START DATA EXTRACT

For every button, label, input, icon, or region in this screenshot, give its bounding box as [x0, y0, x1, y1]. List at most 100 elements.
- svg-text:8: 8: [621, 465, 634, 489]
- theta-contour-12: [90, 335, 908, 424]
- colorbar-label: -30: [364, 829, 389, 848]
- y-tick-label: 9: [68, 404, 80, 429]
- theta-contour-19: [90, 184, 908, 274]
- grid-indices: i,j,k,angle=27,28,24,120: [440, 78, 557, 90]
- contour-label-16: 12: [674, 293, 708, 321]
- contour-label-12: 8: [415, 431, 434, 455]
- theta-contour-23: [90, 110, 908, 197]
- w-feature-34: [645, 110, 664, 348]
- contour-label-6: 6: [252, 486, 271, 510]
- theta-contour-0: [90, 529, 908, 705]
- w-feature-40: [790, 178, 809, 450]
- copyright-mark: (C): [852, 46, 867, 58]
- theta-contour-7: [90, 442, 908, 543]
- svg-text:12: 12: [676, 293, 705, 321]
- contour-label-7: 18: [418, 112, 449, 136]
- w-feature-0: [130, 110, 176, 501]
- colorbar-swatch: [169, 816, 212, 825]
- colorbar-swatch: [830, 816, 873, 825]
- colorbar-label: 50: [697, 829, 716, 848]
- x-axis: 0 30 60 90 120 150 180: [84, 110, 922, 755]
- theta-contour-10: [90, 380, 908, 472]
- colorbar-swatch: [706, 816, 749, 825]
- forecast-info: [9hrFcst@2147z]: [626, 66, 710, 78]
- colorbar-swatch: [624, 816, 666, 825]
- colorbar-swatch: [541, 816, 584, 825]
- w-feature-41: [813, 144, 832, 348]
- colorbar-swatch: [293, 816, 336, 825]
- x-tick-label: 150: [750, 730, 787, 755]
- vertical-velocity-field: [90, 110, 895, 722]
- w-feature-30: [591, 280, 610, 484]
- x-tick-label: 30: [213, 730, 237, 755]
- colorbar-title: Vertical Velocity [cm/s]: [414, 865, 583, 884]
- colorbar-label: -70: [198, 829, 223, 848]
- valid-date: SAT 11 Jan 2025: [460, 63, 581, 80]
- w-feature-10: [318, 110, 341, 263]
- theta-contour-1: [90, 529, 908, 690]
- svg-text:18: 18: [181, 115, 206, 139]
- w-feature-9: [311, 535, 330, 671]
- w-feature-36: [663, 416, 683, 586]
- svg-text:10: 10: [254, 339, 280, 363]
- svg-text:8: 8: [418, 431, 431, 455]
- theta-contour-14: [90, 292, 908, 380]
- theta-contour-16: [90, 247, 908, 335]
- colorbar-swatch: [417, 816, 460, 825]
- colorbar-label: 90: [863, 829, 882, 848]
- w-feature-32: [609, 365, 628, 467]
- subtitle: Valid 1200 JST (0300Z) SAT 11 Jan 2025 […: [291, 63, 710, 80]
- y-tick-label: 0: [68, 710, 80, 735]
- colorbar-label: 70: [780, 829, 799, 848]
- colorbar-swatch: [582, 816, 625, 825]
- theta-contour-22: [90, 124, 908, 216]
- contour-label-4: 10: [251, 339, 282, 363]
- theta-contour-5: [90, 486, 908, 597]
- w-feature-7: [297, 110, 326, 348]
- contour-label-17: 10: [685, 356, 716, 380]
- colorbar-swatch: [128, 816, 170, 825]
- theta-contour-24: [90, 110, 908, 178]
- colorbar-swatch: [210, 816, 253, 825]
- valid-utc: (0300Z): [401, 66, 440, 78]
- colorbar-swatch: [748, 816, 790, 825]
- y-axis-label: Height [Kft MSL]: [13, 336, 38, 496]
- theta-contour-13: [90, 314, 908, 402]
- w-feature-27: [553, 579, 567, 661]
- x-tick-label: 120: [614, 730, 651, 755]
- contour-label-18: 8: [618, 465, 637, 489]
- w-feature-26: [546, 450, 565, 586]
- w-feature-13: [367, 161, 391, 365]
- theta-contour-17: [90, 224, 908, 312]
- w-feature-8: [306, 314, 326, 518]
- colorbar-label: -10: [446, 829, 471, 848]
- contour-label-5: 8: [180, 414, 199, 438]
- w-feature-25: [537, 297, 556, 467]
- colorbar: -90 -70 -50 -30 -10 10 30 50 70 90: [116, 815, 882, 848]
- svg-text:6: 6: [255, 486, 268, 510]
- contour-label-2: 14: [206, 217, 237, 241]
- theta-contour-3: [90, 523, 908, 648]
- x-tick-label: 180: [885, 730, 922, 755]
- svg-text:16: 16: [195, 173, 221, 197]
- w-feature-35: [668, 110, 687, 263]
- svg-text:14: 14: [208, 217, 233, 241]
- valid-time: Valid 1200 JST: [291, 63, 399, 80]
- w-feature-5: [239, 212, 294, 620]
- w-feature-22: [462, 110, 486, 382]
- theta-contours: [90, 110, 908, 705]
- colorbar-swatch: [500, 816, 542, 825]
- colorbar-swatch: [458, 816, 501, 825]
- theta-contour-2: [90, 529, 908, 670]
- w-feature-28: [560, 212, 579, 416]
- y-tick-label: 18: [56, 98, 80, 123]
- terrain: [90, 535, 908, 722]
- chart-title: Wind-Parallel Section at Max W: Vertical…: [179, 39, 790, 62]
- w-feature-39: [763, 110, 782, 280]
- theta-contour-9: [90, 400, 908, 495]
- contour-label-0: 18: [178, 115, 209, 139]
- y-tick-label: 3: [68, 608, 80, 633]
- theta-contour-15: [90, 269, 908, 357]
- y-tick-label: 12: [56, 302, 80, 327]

END DATA EXTRACT

▸ **WRITTEN PROBLEM**: Render each line of the items above as a JSON list of strings, one string per line, leaving out blank lines.

▸ **RESULT OF THE TASK**:
[
  "For every button, label, input, icon, or region in this screenshot, give its bounding box as [x0, y0, x1, y1]. List at most 100 elements.",
  "- svg-text:8: 8: [621, 465, 634, 489]",
  "- theta-contour-12: [90, 335, 908, 424]",
  "- colorbar-label: -30: [364, 829, 389, 848]",
  "- y-tick-label: 9: [68, 404, 80, 429]",
  "- theta-contour-19: [90, 184, 908, 274]",
  "- grid-indices: i,j,k,angle=27,28,24,120: [440, 78, 557, 90]",
  "- contour-label-16: 12: [674, 293, 708, 321]",
  "- contour-label-12: 8: [415, 431, 434, 455]",
  "- theta-contour-23: [90, 110, 908, 197]",
  "- w-feature-34: [645, 110, 664, 348]",
  "- contour-label-6: 6: [252, 486, 271, 510]",
  "- theta-contour-0: [90, 529, 908, 705]",
  "- w-feature-40: [790, 178, 809, 450]",
  "- copyright-mark: (C): [852, 46, 867, 58]",
  "- theta-contour-7: [90, 442, 908, 543]",
  "- svg-text:12: 12: [676, 293, 705, 321]",
  "- contour-label-7: 18: [418, 112, 449, 136]",
  "- w-feature-0: [130, 110, 176, 501]",
  "- colorbar-swatch: [169, 816, 212, 825]",
  "- colorbar-swatch: [830, 816, 873, 825]",
  "- colorbar-label: 50: [697, 829, 716, 848]",
  "- x-axis: 0 30 60 90 120 150 180: [84, 110, 922, 755]",
  "- theta-contour-10: [90, 380, 908, 472]",
  "- colorbar-swatch: [706, 816, 749, 825]",
  "- forecast-info: [9hrFcst@2147z]: [626, 66, 710, 78]",
  "- colorbar-swatch: [624, 816, 666, 825]",
  "- colorbar-swatch: [541, 816, 584, 825]",
  "- w-feature-41: [813, 144, 832, 348]",
  "- colorbar-swatch: [293, 816, 336, 825]",
  "- x-tick-label: 150: [750, 730, 787, 755]",
  "- vertical-velocity-field: [90, 110, 895, 722]",
  "- w-feature-30: [591, 280, 610, 484]",
  "- x-tick-label: 30: [213, 730, 237, 755]",
  "- colorbar-title: Vertical Velocity [cm/s]: [414, 865, 583, 884]",
  "- colorbar-label: -70: [198, 829, 223, 848]",
  "- valid-date: SAT 11 Jan 2025: [460, 63, 581, 80]",
  "- w-feature-10: [318, 110, 341, 263]",
  "- theta-contour-1: [90, 529, 908, 690]",
  "- svg-text:18: 18: [181, 115, 206, 139]",
  "- w-feature-9: [311, 535, 330, 671]",
  "- w-feature-36: [663, 416, 683, 586]",
  "- svg-text:10: 10: [254, 339, 280, 363]",
  "- svg-text:8: 8: [418, 431, 431, 455]",
  "- theta-contour-14: [90, 292, 908, 380]",
  "- theta-contour-16: [90, 247, 908, 335]",
  "- colorbar-swatch: [417, 816, 460, 825]",
  "- colorbar-label: 90: [863, 829, 882, 848]",
  "- w-feature-32: [609, 365, 628, 467]",
  "- subtitle: Valid 1200 JST (0300Z) SAT 11 Jan 2025 […: [291, 63, 710, 80]",
  "- y-tick-label: 0: [68, 710, 80, 735]",
  "- colorbar-label: 70: [780, 829, 799, 848]",
  "- colorbar-swatch: [582, 816, 625, 825]",
  "- theta-contour-22: [90, 124, 908, 216]",
  "- contour-label-4: 10: [251, 339, 282, 363]",
  "- theta-contour-5: [90, 486, 908, 597]",
  "- w-feature-7: [297, 110, 326, 348]",
  "- contour-label-17: 10: [685, 356, 716, 380]",
  "- colorbar-swatch: [128, 816, 170, 825]",
  "- theta-contour-24: [90, 110, 908, 178]",
  "- colorbar-swatch: [210, 816, 253, 825]",
  "- valid-utc: (0300Z): [401, 66, 440, 78]",
  "- colorbar-swatch: [748, 816, 790, 825]",
  "- y-axis-label: Height [Kft MSL]: [13, 336, 38, 496]",
  "- theta-contour-13: [90, 314, 908, 402]",
  "- w-feature-27: [553, 579, 567, 661]",
  "- x-tick-label: 120: [614, 730, 651, 755]",
  "- contour-label-18: 8: [618, 465, 637, 489]",
  "- w-feature-26: [546, 450, 565, 586]",
  "- w-feature-13: [367, 161, 391, 365]",
  "- theta-contour-17: [90, 224, 908, 312]",
  "- w-feature-8: [306, 314, 326, 518]",
  "- colorbar-label: -10: [446, 829, 471, 848]",
  "- contour-label-5: 8: [180, 414, 199, 438]",
  "- w-feature-25: [537, 297, 556, 467]",
  "- colorbar: -90 -70 -50 -30 -10 10 30 50 70 90: [116, 815, 882, 848]",
  "- svg-text:6: 6: [255, 486, 268, 510]",
  "- contour-label-2: 14: [206, 217, 237, 241]",
  "- theta-contour-3: [90, 523, 908, 648]",
  "- x-tick-label: 180: [885, 730, 922, 755]",
  "- svg-text:16: 16: [195, 173, 221, 197]",
  "- w-feature-35: [668, 110, 687, 263]",
  "- svg-text:14: 14: [208, 217, 233, 241]",
  "- valid-time: Valid 1200 JST: [291, 63, 399, 80]",
  "- w-feature-5: [239, 212, 294, 620]",
  "- w-feature-22: [462, 110, 486, 382]",
  "- theta-contours: [90, 110, 908, 705]",
  "- colorbar-swatch: [500, 816, 542, 825]",
  "- colorbar-swatch: [458, 816, 501, 825]",
  "- theta-contour-2: [90, 529, 908, 670]",
  "- w-feature-28: [560, 212, 579, 416]",
  "- y-tick-label: 18: [56, 98, 80, 123]",
  "- terrain: [90, 535, 908, 722]",
  "- chart-title: Wind-Parallel Section at Max W: Vertical…: [179, 39, 790, 62]",
  "- w-feature-39: [763, 110, 782, 280]",
  "- theta-contour-9: [90, 400, 908, 495]",
  "- contour-label-0: 18: [178, 115, 209, 139]",
  "- y-tick-label: 3: [68, 608, 80, 633]",
  "- theta-contour-15: [90, 269, 908, 357]",
  "- y-tick-label: 12: [56, 302, 80, 327]"
]